WHAT YOU WILL DO: Copy out each line containing "Darks" from the entries below.
----- ENTRIES SUPPLIED
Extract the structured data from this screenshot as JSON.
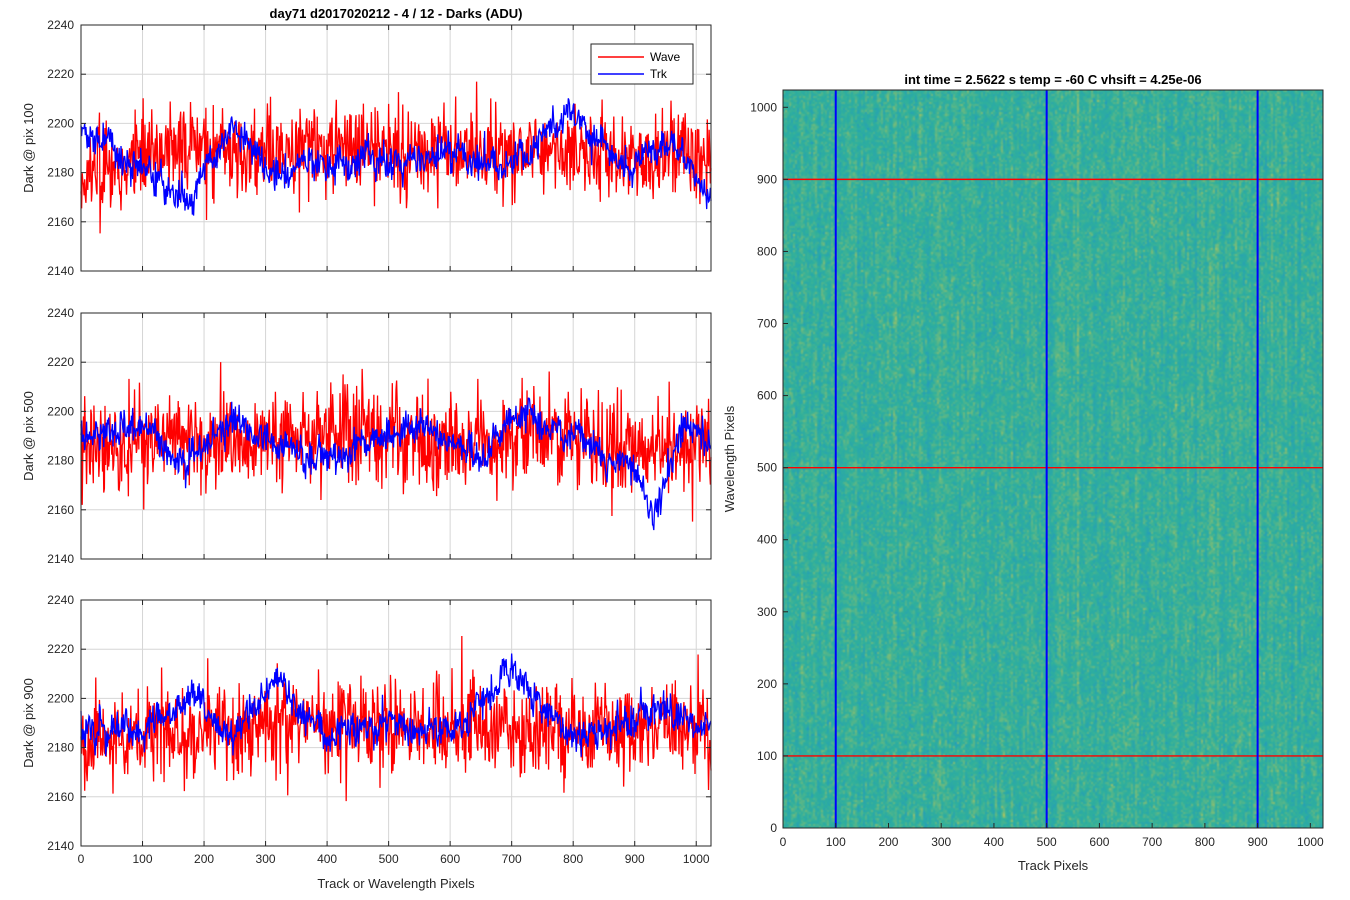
{
  "figure_title": "day71 d2017020212 - 4 / 12 - Darks (ADU)",
  "chart_data": [
    {
      "type": "line",
      "id": "dark-pix-100",
      "title": "day71 d2017020212 - 4 / 12 - Darks (ADU)",
      "xlabel": "",
      "ylabel": "Dark @ pix 100",
      "xlim": [
        0,
        1024
      ],
      "ylim": [
        2140,
        2240
      ],
      "xticks": [
        0,
        100,
        200,
        300,
        400,
        500,
        600,
        700,
        800,
        900,
        1000
      ],
      "yticks": [
        2140,
        2160,
        2180,
        2200,
        2220,
        2240
      ],
      "show_xtick_labels": false,
      "grid": true,
      "legend": {
        "placement": "top-right",
        "entries": [
          "Wave",
          "Trk"
        ]
      },
      "series": [
        {
          "name": "Wave",
          "color": "#ff0000",
          "mean": 2188,
          "noise": 9,
          "drift": 2,
          "x": [
            0,
            128,
            256,
            384,
            512,
            640,
            768,
            896,
            1024
          ],
          "y": [
            2176,
            2190,
            2189,
            2190,
            2191,
            2188,
            2189,
            2187,
            2186
          ]
        },
        {
          "name": "Trk",
          "color": "#0000ff",
          "mean": 2188,
          "noise": 3,
          "drift": 9,
          "x": [
            0,
            80,
            170,
            250,
            300,
            400,
            500,
            600,
            700,
            800,
            880,
            960,
            1024
          ],
          "y": [
            2198,
            2185,
            2168,
            2200,
            2180,
            2182,
            2185,
            2188,
            2182,
            2205,
            2182,
            2192,
            2170
          ]
        }
      ]
    },
    {
      "type": "line",
      "id": "dark-pix-500",
      "title": "",
      "xlabel": "",
      "ylabel": "Dark @ pix 500",
      "xlim": [
        0,
        1024
      ],
      "ylim": [
        2140,
        2240
      ],
      "xticks": [
        0,
        100,
        200,
        300,
        400,
        500,
        600,
        700,
        800,
        900,
        1000
      ],
      "yticks": [
        2140,
        2160,
        2180,
        2200,
        2220,
        2240
      ],
      "show_xtick_labels": false,
      "grid": true,
      "series": [
        {
          "name": "Wave",
          "color": "#ff0000",
          "mean": 2188,
          "noise": 9,
          "drift": 2,
          "x": [
            0,
            128,
            256,
            384,
            512,
            640,
            768,
            896,
            1024
          ],
          "y": [
            2186,
            2190,
            2188,
            2192,
            2190,
            2188,
            2190,
            2186,
            2185
          ]
        },
        {
          "name": "Trk",
          "color": "#0000ff",
          "mean": 2188,
          "noise": 3,
          "drift": 9,
          "x": [
            0,
            100,
            170,
            250,
            300,
            400,
            500,
            550,
            650,
            700,
            800,
            900,
            930,
            980,
            1024
          ],
          "y": [
            2188,
            2195,
            2178,
            2198,
            2186,
            2180,
            2190,
            2195,
            2180,
            2200,
            2190,
            2175,
            2158,
            2198,
            2185
          ]
        }
      ]
    },
    {
      "type": "line",
      "id": "dark-pix-900",
      "title": "",
      "xlabel": "Track or Wavelength Pixels",
      "ylabel": "Dark @ pix 900",
      "xlim": [
        0,
        1024
      ],
      "ylim": [
        2140,
        2240
      ],
      "xticks": [
        0,
        100,
        200,
        300,
        400,
        500,
        600,
        700,
        800,
        900,
        1000
      ],
      "yticks": [
        2140,
        2160,
        2180,
        2200,
        2220,
        2240
      ],
      "show_xtick_labels": true,
      "grid": true,
      "series": [
        {
          "name": "Wave",
          "color": "#ff0000",
          "mean": 2188,
          "noise": 9,
          "drift": 2,
          "x": [
            0,
            128,
            256,
            384,
            512,
            640,
            768,
            896,
            1024
          ],
          "y": [
            2180,
            2186,
            2188,
            2190,
            2188,
            2189,
            2187,
            2188,
            2186
          ]
        },
        {
          "name": "Trk",
          "color": "#0000ff",
          "mean": 2188,
          "noise": 3,
          "drift": 8,
          "x": [
            0,
            100,
            180,
            250,
            310,
            400,
            500,
            600,
            700,
            800,
            880,
            950,
            1024
          ],
          "y": [
            2188,
            2186,
            2202,
            2182,
            2208,
            2185,
            2190,
            2185,
            2212,
            2182,
            2190,
            2196,
            2188
          ]
        }
      ]
    },
    {
      "type": "heatmap",
      "id": "dark-frame-image",
      "title": "int time = 2.5622 s    temp = -60 C    vhsift = 4.25e-06",
      "xlabel": "Track Pixels",
      "ylabel": "Wavelength Pixels",
      "xlim": [
        0,
        1024
      ],
      "ylim": [
        0,
        1024
      ],
      "xticks": [
        0,
        100,
        200,
        300,
        400,
        500,
        600,
        700,
        800,
        900,
        1000
      ],
      "yticks": [
        0,
        100,
        200,
        300,
        400,
        500,
        600,
        700,
        800,
        900,
        1000
      ],
      "grid": false,
      "colormap": "parula",
      "base_color": "#2fb09c",
      "low_color": "#1f93c9",
      "high_color": "#b9c55a",
      "markers": {
        "vertical_lines": {
          "color": "#0000ff",
          "x": [
            100,
            500,
            900
          ]
        },
        "horizontal_lines": {
          "color": "#ff0000",
          "y": [
            100,
            500,
            900
          ]
        }
      }
    }
  ]
}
----------
SOLVED PROBLEM:
  "figure_title": "day71 d2017020212 - 4 / 12 - Darks (ADU)",
      "title": "day71 d2017020212 - 4 / 12 - Darks (ADU)",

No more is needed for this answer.